> _Exercise prompt_
Every entry must be echoed exactly.

— Start of Records provided —

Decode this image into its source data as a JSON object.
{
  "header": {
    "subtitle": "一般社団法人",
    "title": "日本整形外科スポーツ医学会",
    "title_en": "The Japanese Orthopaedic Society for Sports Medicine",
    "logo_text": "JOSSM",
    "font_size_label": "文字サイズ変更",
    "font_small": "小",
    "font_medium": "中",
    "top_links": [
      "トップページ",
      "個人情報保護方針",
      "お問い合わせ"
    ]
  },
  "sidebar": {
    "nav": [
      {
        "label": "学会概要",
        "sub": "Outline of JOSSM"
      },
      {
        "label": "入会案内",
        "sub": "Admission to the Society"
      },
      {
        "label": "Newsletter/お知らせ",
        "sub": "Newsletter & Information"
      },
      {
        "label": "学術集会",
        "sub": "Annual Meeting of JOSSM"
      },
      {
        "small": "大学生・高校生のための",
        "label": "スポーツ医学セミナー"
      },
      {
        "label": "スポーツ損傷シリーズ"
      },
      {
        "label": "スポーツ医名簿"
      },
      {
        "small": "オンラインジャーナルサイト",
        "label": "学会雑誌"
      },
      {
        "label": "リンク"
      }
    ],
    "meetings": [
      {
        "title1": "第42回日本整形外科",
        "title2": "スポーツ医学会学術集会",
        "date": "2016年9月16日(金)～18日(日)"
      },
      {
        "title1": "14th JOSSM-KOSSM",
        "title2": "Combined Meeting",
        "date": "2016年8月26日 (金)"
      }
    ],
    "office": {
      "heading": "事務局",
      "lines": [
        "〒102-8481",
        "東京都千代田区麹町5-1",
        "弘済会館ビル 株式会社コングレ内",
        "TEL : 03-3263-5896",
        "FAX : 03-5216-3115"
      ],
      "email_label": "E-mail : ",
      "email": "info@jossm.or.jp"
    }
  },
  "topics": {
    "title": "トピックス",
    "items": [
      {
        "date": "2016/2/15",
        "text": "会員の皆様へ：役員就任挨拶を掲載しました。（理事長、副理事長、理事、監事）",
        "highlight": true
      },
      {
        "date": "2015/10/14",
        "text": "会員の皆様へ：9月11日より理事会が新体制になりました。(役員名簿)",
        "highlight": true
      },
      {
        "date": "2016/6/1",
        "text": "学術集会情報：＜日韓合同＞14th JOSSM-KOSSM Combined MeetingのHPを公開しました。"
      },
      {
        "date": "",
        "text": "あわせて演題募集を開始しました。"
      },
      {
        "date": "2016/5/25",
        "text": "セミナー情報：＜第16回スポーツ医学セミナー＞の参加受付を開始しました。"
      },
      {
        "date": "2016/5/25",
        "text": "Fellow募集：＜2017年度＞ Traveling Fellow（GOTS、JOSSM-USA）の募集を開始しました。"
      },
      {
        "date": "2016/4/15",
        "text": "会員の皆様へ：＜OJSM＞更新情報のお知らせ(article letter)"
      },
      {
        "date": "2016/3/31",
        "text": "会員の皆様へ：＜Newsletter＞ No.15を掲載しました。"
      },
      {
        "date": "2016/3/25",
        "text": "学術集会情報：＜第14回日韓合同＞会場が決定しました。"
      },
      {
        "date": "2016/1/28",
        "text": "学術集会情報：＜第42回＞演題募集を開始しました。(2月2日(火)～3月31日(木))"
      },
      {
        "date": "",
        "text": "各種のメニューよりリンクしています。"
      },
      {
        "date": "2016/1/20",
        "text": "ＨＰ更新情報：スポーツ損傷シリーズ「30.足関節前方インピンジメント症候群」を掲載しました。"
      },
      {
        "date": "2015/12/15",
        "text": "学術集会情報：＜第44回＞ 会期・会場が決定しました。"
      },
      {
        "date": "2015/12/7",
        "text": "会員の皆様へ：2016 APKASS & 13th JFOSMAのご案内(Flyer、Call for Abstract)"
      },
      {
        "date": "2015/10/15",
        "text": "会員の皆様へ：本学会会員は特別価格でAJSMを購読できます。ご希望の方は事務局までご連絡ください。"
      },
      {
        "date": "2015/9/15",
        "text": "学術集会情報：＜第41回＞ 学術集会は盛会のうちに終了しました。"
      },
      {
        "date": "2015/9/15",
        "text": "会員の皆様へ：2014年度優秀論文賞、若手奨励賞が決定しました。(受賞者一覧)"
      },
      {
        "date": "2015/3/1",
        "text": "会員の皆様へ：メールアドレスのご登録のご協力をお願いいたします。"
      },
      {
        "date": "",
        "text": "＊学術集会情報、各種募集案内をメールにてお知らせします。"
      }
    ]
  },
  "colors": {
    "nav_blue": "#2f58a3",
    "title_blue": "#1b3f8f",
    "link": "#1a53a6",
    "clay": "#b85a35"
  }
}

— End of Records provided —

> _Reply to the exercise_
Decode this image into its source data as a JSON object.
{
  "header": {
    "subtitle": "一般社団法人",
    "title": "日本整形外科スポーツ医学会",
    "title_en": "The Japanese Orthopaedic Society for Sports Medicine",
    "logo_text": "JOSSM",
    "font_size_label": "文字サイズ変更",
    "font_small": "小",
    "font_medium": "中",
    "top_links": [
      "トップページ",
      "個人情報保護方針",
      "お問い合わせ"
    ]
  },
  "sidebar": {
    "nav": [
      {
        "label": "学会概要",
        "sub": "Outline of JOSSM"
      },
      {
        "label": "入会案内",
        "sub": "Admission to the Society"
      },
      {
        "label": "Newsletter/お知らせ",
        "sub": "Newsletter & Information"
      },
      {
        "label": "学術集会",
        "sub": "Annual Meeting of JOSSM"
      },
      {
        "small": "大学生・高校生のための",
        "label": "スポーツ医学セミナー"
      },
      {
        "label": "スポーツ損傷シリーズ"
      },
      {
        "label": "スポーツ医名簿"
      },
      {
        "small": "オンラインジャーナルサイト",
        "label": "学会雑誌"
      },
      {
        "label": "リンク"
      }
    ],
    "meetings": [
      {
        "title1": "第42回日本整形外科",
        "title2": "スポーツ医学会学術集会",
        "date": "2016年9月16日(金)～18日(日)"
      },
      {
        "title1": "14th JOSSM-KOSSM",
        "title2": "Combined Meeting",
        "date": "2016年8月26日 (金)"
      }
    ],
    "office": {
      "heading": "事務局",
      "lines": [
        "〒102-8481",
        "東京都千代田区麹町5-1",
        "弘済会館ビル 株式会社コングレ内",
        "TEL : 03-3263-5896",
        "FAX : 03-5216-3115"
      ],
      "email_label": "E-mail : ",
      "email": "info@jossm.or.jp"
    }
  },
  "topics": {
    "title": "トピックス",
    "items": [
      {
        "date": "2016/2/15",
        "text": "会員の皆様へ：役員就任挨拶を掲載しました。（理事長、副理事長、理事、監事）",
        "highlight": true
      },
      {
        "date": "2015/10/14",
        "text": "会員の皆様へ：9月11日より理事会が新体制になりました。(役員名簿)",
        "highlight": true
      },
      {
        "date": "2016/6/1",
        "text": "学術集会情報：＜日韓合同＞14th JOSSM-KOSSM Combined MeetingのHPを公開しました。"
      },
      {
        "date": "",
        "text": "あわせて演題募集を開始しました。"
      },
      {
        "date": "2016/5/25",
        "text": "セミナー情報：＜第16回スポーツ医学セミナー＞の参加受付を開始しました。"
      },
      {
        "date": "2016/5/25",
        "text": "Fellow募集：＜2017年度＞ Traveling Fellow（GOTS、JOSSM-USA）の募集を開始しました。"
      },
      {
        "date": "2016/4/15",
        "text": "会員の皆様へ：＜OJSM＞更新情報のお知らせ(article letter)"
      },
      {
        "date": "2016/3/31",
        "text": "会員の皆様へ：＜Newsletter＞ No.15を掲載しました。"
      },
      {
        "date": "2016/3/25",
        "text": "学術集会情報：＜第14回日韓合同＞会場が決定しました。"
      },
      {
        "date": "2016/1/28",
        "text": "学術集会情報：＜第42回＞演題募集を開始しました。(2月2日(火)～3月31日(木))"
      },
      {
        "date": "",
        "text": "各種のメニューよりリンクしています。"
      },
      {
        "date": "2016/1/20",
        "text": "ＨＰ更新情報：スポーツ損傷シリーズ「30.足関節前方インピンジメント症候群」を掲載しました。"
      },
      {
        "date": "2015/12/15",
        "text": "学術集会情報：＜第44回＞ 会期・会場が決定しました。"
      },
      {
        "date": "2015/12/7",
        "text": "会員の皆様へ：2016 APKASS & 13th JFOSMAのご案内(Flyer、Call for Abstract)"
      },
      {
        "date": "2015/10/15",
        "text": "会員の皆様へ：本学会会員は特別価格でAJSMを購読できます。ご希望の方は事務局までご連絡ください。"
      },
      {
        "date": "2015/9/15",
        "text": "学術集会情報：＜第41回＞ 学術集会は盛会のうちに終了しました。"
      },
      {
        "date": "2015/9/15",
        "text": "会員の皆様へ：2014年度優秀論文賞、若手奨励賞が決定しました。(受賞者一覧)"
      },
      {
        "date": "2015/3/1",
        "text": "会員の皆様へ：メールアドレスのご登録のご協力をお願いいたします。"
      },
      {
        "date": "",
        "text": "＊学術集会情報、各種募集案内をメールにてお知らせします。"
      }
    ]
  },
  "colors": {
    "nav_blue": "#2f58a3",
    "title_blue": "#1b3f8f",
    "link": "#1a53a6",
    "clay": "#b85a35"
  }
}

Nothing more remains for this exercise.